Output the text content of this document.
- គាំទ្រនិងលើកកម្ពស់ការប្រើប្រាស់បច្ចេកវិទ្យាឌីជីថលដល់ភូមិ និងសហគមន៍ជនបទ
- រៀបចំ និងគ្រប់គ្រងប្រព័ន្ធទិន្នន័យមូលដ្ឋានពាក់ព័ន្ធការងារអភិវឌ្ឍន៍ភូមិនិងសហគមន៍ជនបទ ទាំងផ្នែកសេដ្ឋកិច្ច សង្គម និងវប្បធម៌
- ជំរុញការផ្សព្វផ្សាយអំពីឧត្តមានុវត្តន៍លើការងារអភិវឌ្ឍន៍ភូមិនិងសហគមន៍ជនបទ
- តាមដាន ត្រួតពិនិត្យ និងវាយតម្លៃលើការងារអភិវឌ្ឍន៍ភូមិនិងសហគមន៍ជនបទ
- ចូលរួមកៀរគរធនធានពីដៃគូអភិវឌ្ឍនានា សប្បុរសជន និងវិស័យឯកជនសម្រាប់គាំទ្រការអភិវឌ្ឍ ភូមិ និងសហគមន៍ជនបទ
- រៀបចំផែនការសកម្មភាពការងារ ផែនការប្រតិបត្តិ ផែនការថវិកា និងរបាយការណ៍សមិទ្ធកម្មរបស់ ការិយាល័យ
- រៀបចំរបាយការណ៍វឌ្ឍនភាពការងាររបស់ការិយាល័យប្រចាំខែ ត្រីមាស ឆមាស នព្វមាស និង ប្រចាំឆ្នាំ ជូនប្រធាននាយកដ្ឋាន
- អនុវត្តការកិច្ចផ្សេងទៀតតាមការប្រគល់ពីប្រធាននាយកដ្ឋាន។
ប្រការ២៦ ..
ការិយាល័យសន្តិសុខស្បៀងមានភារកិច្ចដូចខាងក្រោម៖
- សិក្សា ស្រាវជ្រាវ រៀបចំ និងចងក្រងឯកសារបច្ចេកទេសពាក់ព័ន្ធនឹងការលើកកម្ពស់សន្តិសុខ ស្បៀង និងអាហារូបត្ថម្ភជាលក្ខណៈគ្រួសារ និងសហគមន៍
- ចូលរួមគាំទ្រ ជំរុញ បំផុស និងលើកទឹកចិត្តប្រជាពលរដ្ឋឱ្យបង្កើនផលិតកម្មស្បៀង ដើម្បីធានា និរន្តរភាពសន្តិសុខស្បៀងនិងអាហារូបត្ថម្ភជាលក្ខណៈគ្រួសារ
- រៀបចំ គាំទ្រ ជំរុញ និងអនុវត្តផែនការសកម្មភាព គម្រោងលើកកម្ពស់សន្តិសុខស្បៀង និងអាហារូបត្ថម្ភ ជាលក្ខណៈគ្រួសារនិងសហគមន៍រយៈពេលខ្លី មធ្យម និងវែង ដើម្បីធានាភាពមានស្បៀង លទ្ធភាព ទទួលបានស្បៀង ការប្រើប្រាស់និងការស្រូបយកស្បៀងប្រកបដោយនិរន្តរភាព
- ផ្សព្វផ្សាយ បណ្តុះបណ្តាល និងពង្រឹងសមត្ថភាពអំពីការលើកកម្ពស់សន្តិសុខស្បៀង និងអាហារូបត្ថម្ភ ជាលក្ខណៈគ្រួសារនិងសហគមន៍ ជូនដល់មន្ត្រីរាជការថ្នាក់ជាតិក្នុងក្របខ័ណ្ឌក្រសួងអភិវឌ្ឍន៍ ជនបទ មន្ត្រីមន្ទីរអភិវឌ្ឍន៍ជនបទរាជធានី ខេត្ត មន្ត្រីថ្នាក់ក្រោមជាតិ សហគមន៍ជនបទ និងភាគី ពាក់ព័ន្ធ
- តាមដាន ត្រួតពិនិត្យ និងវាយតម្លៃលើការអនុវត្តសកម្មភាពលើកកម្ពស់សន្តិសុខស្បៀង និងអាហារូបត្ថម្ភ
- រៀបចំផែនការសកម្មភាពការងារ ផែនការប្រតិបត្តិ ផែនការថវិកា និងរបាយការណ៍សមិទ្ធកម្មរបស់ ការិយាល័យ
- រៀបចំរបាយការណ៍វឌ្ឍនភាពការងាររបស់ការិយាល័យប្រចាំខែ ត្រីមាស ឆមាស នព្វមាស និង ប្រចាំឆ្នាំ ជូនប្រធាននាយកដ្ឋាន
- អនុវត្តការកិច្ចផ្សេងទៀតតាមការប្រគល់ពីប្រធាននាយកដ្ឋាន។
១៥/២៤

• [DESCRIPTION OF THE TASK]:
Retype all the records, matching them exactly.

• [FINISHED ANSWER]:
Output the text content of this document.
- គាំទ្រនិងលើកកម្ពស់ការប្រើប្រាស់បច្ចេកវិទ្យាឌីជីថលដល់ភូមិ និងសហគមន៍ជនបទ
- រៀបចំ និងគ្រប់គ្រងប្រព័ន្ធទិន្នន័យមូលដ្ឋានពាក់ព័ន្ធការងារអភិវឌ្ឍន៍ភូមិនិងសហគមន៍ជនបទ ទាំងផ្នែកសេដ្ឋកិច្ច សង្គម និងវប្បធម៌
- ជំរុញការផ្សព្វផ្សាយអំពីឧត្តមានុវត្តន៍លើការងារអភិវឌ្ឍន៍ភូមិនិងសហគមន៍ជនបទ
- តាមដាន ត្រួតពិនិត្យ និងវាយតម្លៃលើការងារអភិវឌ្ឍន៍ភូមិនិងសហគមន៍ជនបទ
- ចូលរួមកៀរគរធនធានពីដៃគូអភិវឌ្ឍនានា សប្បុរសជន និងវិស័យឯកជនសម្រាប់គាំទ្រការអភិវឌ្ឍ ភូមិ និងសហគមន៍ជនបទ
- រៀបចំផែនការសកម្មភាពការងារ ផែនការប្រតិបត្តិ ផែនការថវិកា និងរបាយការណ៍សមិទ្ធកម្មរបស់ ការិយាល័យ
- រៀបចំរបាយការណ៍វឌ្ឍនភាពការងាររបស់ការិយាល័យប្រចាំខែ ត្រីមាស ឆមាស នព្វមាស និង ប្រចាំឆ្នាំ ជូនប្រធាននាយកដ្ឋាន
- អនុវត្តការកិច្ចផ្សេងទៀតតាមការប្រគល់ពីប្រធាននាយកដ្ឋាន។
ប្រការ២៦ ..
ការិយាល័យសន្តិសុខស្បៀងមានភារកិច្ចដូចខាងក្រោម៖
- សិក្សា ស្រាវជ្រាវ រៀបចំ និងចងក្រងឯកសារបច្ចេកទេសពាក់ព័ន្ធនឹងការលើកកម្ពស់សន្តិសុខ ស្បៀង និងអាហារូបត្ថម្ភជាលក្ខណៈគ្រួសារ និងសហគមន៍
- ចូលរួមគាំទ្រ ជំរុញ បំផុស និងលើកទឹកចិត្តប្រជាពលរដ្ឋឱ្យបង្កើនផលិតកម្មស្បៀង ដើម្បីធានា និរន្តរភាពសន្តិសុខស្បៀងនិងអាហារូបត្ថម្ភជាលក្ខណៈគ្រួសារ
- រៀបចំ គាំទ្រ ជំរុញ និងអនុវត្តផែនការសកម្មភាព គម្រោងលើកកម្ពស់សន្តិសុខស្បៀង និងអាហារូបត្ថម្ភ ជាលក្ខណៈគ្រួសារនិងសហគមន៍រយៈពេលខ្លី មធ្យម និងវែង ដើម្បីធានាភាពមានស្បៀង លទ្ធភាព ទទួលបានស្បៀង ការប្រើប្រាស់និងការស្រូបយកស្បៀងប្រកបដោយនិរន្តរភាព
- ផ្សព្វផ្សាយ បណ្តុះបណ្តាល និងពង្រឹងសមត្ថភាពអំពីការលើកកម្ពស់សន្តិសុខស្បៀង និងអាហារូបត្ថម្ភ ជាលក្ខណៈគ្រួសារនិងសហគមន៍ ជូនដល់មន្ត្រីរាជការថ្នាក់ជាតិក្នុងក្របខ័ណ្ឌក្រសួងអភិវឌ្ឍន៍ ជនបទ មន្ត្រីមន្ទីរអភិវឌ្ឍន៍ជនបទរាជធានី ខេត្ត មន្ត្រីថ្នាក់ក្រោមជាតិ សហគមន៍ជនបទ និងភាគី ពាក់ព័ន្ធ
- តាមដាន ត្រួតពិនិត្យ និងវាយតម្លៃលើការអនុវត្តសកម្មភាពលើកកម្ពស់សន្តិសុខស្បៀង និងអាហារូបត្ថម្ភ
- រៀបចំផែនការសកម្មភាពការងារ ផែនការប្រតិបត្តិ ផែនការថវិកា និងរបាយការណ៍សមិទ្ធកម្មរបស់ ការិយាល័យ
- រៀបចំរបាយការណ៍វឌ្ឍនភាពការងាររបស់ការិយាល័យប្រចាំខែ ត្រីមាស ឆមាស នព្វមាស និង ប្រចាំឆ្នាំ ជូនប្រធាននាយកដ្ឋាន
- អនុវត្តការកិច្ចផ្សេងទៀតតាមការប្រគល់ពីប្រធាននាយកដ្ឋាន។
១៥/២៤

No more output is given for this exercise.